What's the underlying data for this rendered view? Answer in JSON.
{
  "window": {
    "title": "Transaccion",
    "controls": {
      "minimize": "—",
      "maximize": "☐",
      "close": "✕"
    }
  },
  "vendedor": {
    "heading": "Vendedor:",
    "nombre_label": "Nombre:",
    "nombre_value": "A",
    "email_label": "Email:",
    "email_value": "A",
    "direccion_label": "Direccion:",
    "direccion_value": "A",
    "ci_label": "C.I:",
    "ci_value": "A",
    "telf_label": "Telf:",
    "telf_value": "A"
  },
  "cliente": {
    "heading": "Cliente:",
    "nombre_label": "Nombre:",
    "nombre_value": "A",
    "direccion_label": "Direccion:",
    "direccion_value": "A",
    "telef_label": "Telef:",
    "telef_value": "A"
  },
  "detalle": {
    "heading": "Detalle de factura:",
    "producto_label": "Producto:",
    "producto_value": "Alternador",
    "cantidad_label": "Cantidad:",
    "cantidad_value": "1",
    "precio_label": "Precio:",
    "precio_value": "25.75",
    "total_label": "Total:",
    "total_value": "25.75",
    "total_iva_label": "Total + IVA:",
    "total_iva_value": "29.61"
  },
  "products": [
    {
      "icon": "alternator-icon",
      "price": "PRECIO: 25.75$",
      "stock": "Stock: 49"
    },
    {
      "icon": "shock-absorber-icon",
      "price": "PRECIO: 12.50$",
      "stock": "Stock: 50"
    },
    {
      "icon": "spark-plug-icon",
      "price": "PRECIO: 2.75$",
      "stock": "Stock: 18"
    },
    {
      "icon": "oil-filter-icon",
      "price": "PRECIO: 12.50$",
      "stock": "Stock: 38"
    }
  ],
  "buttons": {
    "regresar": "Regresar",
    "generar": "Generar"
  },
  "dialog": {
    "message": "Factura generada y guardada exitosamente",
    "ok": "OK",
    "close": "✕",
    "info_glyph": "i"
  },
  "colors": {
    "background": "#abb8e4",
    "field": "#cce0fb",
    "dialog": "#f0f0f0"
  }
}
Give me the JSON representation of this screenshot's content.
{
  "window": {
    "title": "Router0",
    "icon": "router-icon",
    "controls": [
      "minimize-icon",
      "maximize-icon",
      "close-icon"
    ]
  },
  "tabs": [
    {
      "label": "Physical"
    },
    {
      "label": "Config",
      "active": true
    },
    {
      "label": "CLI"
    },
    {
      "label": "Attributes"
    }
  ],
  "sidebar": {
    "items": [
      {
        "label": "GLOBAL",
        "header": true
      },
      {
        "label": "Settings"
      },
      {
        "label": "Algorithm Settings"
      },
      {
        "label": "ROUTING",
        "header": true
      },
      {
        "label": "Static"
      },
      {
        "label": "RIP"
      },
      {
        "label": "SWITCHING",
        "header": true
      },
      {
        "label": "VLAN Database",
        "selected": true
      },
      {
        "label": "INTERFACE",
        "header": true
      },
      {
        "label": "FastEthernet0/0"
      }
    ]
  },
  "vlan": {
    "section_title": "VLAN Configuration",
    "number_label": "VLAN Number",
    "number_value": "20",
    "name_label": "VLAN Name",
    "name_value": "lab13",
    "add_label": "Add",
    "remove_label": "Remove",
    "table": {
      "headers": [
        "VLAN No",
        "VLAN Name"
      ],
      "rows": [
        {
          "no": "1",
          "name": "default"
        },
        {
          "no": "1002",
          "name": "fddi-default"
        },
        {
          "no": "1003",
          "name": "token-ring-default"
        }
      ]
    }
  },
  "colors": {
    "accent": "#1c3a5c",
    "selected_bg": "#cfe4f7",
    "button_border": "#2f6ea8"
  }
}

-------

Written problem
Copy out all of the lines above exactly.

Problem solution
What's the underlying data for this rendered view? Answer in JSON.
{
  "window": {
    "title": "Transaccion",
    "controls": {
      "minimize": "—",
      "maximize": "☐",
      "close": "✕"
    }
  },
  "vendedor": {
    "heading": "Vendedor:",
    "nombre_label": "Nombre:",
    "nombre_value": "A",
    "email_label": "Email:",
    "email_value": "A",
    "direccion_label": "Direccion:",
    "direccion_value": "A",
    "ci_label": "C.I:",
    "ci_value": "A",
    "telf_label": "Telf:",
    "telf_value": "A"
  },
  "cliente": {
    "heading": "Cliente:",
    "nombre_label": "Nombre:",
    "nombre_value": "A",
    "direccion_label": "Direccion:",
    "direccion_value": "A",
    "telef_label": "Telef:",
    "telef_value": "A"
  },
  "detalle": {
    "heading": "Detalle de factura:",
    "producto_label": "Producto:",
    "producto_value": "Alternador",
    "cantidad_label": "Cantidad:",
    "cantidad_value": "1",
    "precio_label": "Precio:",
    "precio_value": "25.75",
    "total_label": "Total:",
    "total_value": "25.75",
    "total_iva_label": "Total + IVA:",
    "total_iva_value": "29.61"
  },
  "products": [
    {
      "icon": "alternator-icon",
      "price": "PRECIO: 25.75$",
      "stock": "Stock: 49"
    },
    {
      "icon": "shock-absorber-icon",
      "price": "PRECIO: 12.50$",
      "stock": "Stock: 50"
    },
    {
      "icon": "spark-plug-icon",
      "price": "PRECIO: 2.75$",
      "stock": "Stock: 18"
    },
    {
      "icon": "oil-filter-icon",
      "price": "PRECIO: 12.50$",
      "stock": "Stock: 38"
    }
  ],
  "buttons": {
    "regresar": "Regresar",
    "generar": "Generar"
  },
  "dialog": {
    "message": "Factura generada y guardada exitosamente",
    "ok": "OK",
    "close": "✕",
    "info_glyph": "i"
  },
  "colors": {
    "background": "#abb8e4",
    "field": "#cce0fb",
    "dialog": "#f0f0f0"
  }
}
Give me the JSON representation of this screenshot's content.
{
  "window": {
    "title": "Router0",
    "icon": "router-icon",
    "controls": [
      "minimize-icon",
      "maximize-icon",
      "close-icon"
    ]
  },
  "tabs": [
    {
      "label": "Physical"
    },
    {
      "label": "Config",
      "active": true
    },
    {
      "label": "CLI"
    },
    {
      "label": "Attributes"
    }
  ],
  "sidebar": {
    "items": [
      {
        "label": "GLOBAL",
        "header": true
      },
      {
        "label": "Settings"
      },
      {
        "label": "Algorithm Settings"
      },
      {
        "label": "ROUTING",
        "header": true
      },
      {
        "label": "Static"
      },
      {
        "label": "RIP"
      },
      {
        "label": "SWITCHING",
        "header": true
      },
      {
        "label": "VLAN Database",
        "selected": true
      },
      {
        "label": "INTERFACE",
        "header": true
      },
      {
        "label": "FastEthernet0/0"
      }
    ]
  },
  "vlan": {
    "section_title": "VLAN Configuration",
    "number_label": "VLAN Number",
    "number_value": "20",
    "name_label": "VLAN Name",
    "name_value": "lab13",
    "add_label": "Add",
    "remove_label": "Remove",
    "table": {
      "headers": [
        "VLAN No",
        "VLAN Name"
      ],
      "rows": [
        {
          "no": "1",
          "name": "default"
        },
        {
          "no": "1002",
          "name": "fddi-default"
        },
        {
          "no": "1003",
          "name": "token-ring-default"
        }
      ]
    }
  },
  "colors": {
    "accent": "#1c3a5c",
    "selected_bg": "#cfe4f7",
    "button_border": "#2f6ea8"
  }
}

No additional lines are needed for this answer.